## START Data to process

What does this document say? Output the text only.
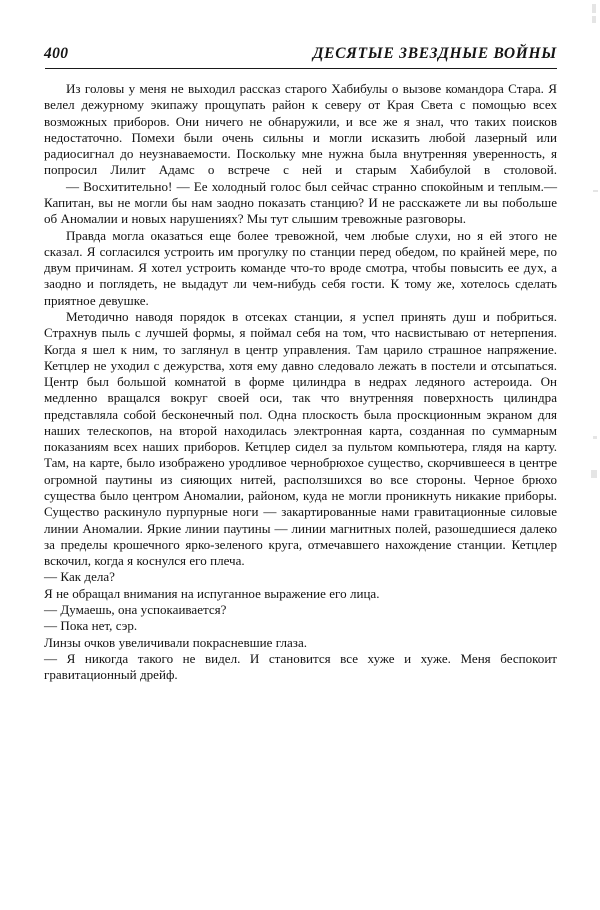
400	ДЕСЯТЫЕ ЗВЕЗДНЫЕ ВОЙНЫ

Из головы у меня не выходил рассказ старого Хабибулы о вызове командора Стара. Я велел дежурному экипажу прощупать район к северу от Края Света с помощью всех возможных приборов. Они ничего не обнаружили, и все же я знал, что таких поисков недостаточно. Помехи были очень сильны и могли исказить любой лазерный или радиосигнал до неузнаваемости. Поскольку мне нужна была внутренняя уверенность, я попросил Лилит Адамс о встрече с ней и старым Хабибулой в столовой.

— Восхитительно! — Ее холодный голос был сейчас странно спокойным и теплым.— Капитан, вы не могли бы нам заодно показать станцию? И не расскажете ли вы побольше об Аномалии и новых нарушениях? Мы тут слышим тревожные разговоры.

Правда могла оказаться еще более тревожной, чем любые слухи, но я ей этого не сказал. Я согласился устроить им прогулку по станции перед обедом, по крайней мере, по двум причинам. Я хотел устроить команде что-то вроде смотра, чтобы повысить ее дух, а заодно и поглядеть, не выдадут ли чем-нибудь себя гости. К тому же, хотелось сделать приятное девушке.

Методично наводя порядок в отсеках станции, я успел принять душ и побриться. Страхнув пыль с лучшей формы, я поймал себя на том, что насвистываю от нетерпения. Когда я шел к ним, то заглянул в центр управления. Там царило страшное напряжение. Кетцлер не уходил с дежурства, хотя ему давно следовало лежать в постели и отсыпаться. Центр был большой комнатой в форме цилиндра в недрах ледяного астероида. Он медленно вращался вокруг своей оси, так что внутренняя поверхность цилиндра представляла собой бесконечный пол. Одна плоскость была проскционным экраном для наших телескопов, на второй находилась электронная карта, созданная по суммарным показаниям всех наших приборов. Кетцлер сидел за пультом компьютера, глядя на карту. Там, на карте, было изображено уродливое чернобрюхое существо, скорчившееся в центре огромной паутины из сияющих нитей, расползшихся во все стороны. Черное брюхо существа было центром Аномалии, районом, куда не могли проникнуть никакие приборы. Существо раскинуло пурпурные ноги — закартированные нами гравитационные силовые линии Аномалии. Яркие линии паутины — линии магнитных полей, разошедшиеся далеко за пределы крошечного ярко-зеленого круга, отмечавшего нахождение станции. Кетцлер вскочил, когда я коснулся его плеча.

— Как дела?

Я не обращал внимания на испуганное выражение его лица.

— Думаешь, она успокаивается?

— Пока нет, сэр.

Линзы очков увеличивали покрасневшие глаза.

— Я никогда такого не видел. И становится все хуже и хуже. Меня беспокоит гравитационный дрейф.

## END Data to process

## Work required
Determine how many lines of the data contain the word "заодно", and reply with that number only.

## The result
2